(Saved entries)
==========
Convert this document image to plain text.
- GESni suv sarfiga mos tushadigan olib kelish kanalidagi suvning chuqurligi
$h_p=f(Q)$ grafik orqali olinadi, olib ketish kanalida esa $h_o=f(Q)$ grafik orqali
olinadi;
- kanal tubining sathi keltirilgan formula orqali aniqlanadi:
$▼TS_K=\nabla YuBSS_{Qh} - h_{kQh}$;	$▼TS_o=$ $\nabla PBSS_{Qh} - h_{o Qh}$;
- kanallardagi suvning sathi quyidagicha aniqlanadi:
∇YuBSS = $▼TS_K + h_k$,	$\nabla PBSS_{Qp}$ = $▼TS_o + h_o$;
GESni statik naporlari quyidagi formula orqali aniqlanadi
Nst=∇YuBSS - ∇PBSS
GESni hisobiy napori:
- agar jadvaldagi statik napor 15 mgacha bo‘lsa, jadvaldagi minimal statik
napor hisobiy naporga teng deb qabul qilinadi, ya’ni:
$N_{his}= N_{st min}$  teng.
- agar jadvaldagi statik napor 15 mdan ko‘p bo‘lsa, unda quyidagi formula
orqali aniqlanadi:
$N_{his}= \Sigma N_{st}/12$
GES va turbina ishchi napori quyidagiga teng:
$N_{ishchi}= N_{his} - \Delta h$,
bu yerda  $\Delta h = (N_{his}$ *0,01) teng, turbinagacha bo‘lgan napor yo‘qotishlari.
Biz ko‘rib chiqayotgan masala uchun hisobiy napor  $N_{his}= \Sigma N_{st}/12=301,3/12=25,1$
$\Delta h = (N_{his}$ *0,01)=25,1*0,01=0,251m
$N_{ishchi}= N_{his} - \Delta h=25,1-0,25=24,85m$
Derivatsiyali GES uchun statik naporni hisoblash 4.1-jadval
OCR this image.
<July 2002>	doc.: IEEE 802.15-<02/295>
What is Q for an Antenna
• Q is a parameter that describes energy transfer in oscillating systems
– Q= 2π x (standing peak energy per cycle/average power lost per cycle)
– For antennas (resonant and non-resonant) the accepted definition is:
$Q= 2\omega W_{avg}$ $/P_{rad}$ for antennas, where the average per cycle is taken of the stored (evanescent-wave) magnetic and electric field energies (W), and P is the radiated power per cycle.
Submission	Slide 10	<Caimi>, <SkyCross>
==========
What you will do: From the listing above, extract all records word for word.

Solution for this problem:
Convert this document image to plain text.
- GESni suv sarfiga mos tushadigan olib kelish kanalidagi suvning chuqurligi
$h_p=f(Q)$ grafik orqali olinadi, olib ketish kanalida esa $h_o=f(Q)$ grafik orqali
olinadi;
- kanal tubining sathi keltirilgan formula orqali aniqlanadi:
$▼TS_K=\nabla YuBSS_{Qh} - h_{kQh}$;	$▼TS_o=$ $\nabla PBSS_{Qh} - h_{o Qh}$;
- kanallardagi suvning sathi quyidagicha aniqlanadi:
∇YuBSS = $▼TS_K + h_k$,	$\nabla PBSS_{Qp}$ = $▼TS_o + h_o$;
GESni statik naporlari quyidagi formula orqali aniqlanadi
Nst=∇YuBSS - ∇PBSS
GESni hisobiy napori:
- agar jadvaldagi statik napor 15 mgacha bo‘lsa, jadvaldagi minimal statik
napor hisobiy naporga teng deb qabul qilinadi, ya’ni:
$N_{his}= N_{st min}$  teng.
- agar jadvaldagi statik napor 15 mdan ko‘p bo‘lsa, unda quyidagi formula
orqali aniqlanadi:
$N_{his}= \Sigma N_{st}/12$
GES va turbina ishchi napori quyidagiga teng:
$N_{ishchi}= N_{his} - \Delta h$,
bu yerda  $\Delta h = (N_{his}$ *0,01) teng, turbinagacha bo‘lgan napor yo‘qotishlari.
Biz ko‘rib chiqayotgan masala uchun hisobiy napor  $N_{his}= \Sigma N_{st}/12=301,3/12=25,1$
$\Delta h = (N_{his}$ *0,01)=25,1*0,01=0,251m
$N_{ishchi}= N_{his} - \Delta h=25,1-0,25=24,85m$
Derivatsiyali GES uchun statik naporni hisoblash 4.1-jadval
OCR this image.
<July 2002>	doc.: IEEE 802.15-<02/295>
What is Q for an Antenna
• Q is a parameter that describes energy transfer in oscillating systems
– Q= 2π x (standing peak energy per cycle/average power lost per cycle)
– For antennas (resonant and non-resonant) the accepted definition is:
$Q= 2\omega W_{avg}$ $/P_{rad}$ for antennas, where the average per cycle is taken of the stored (evanescent-wave) magnetic and electric field energies (W), and P is the radiated power per cycle.
Submission	Slide 10	<Caimi>, <SkyCross>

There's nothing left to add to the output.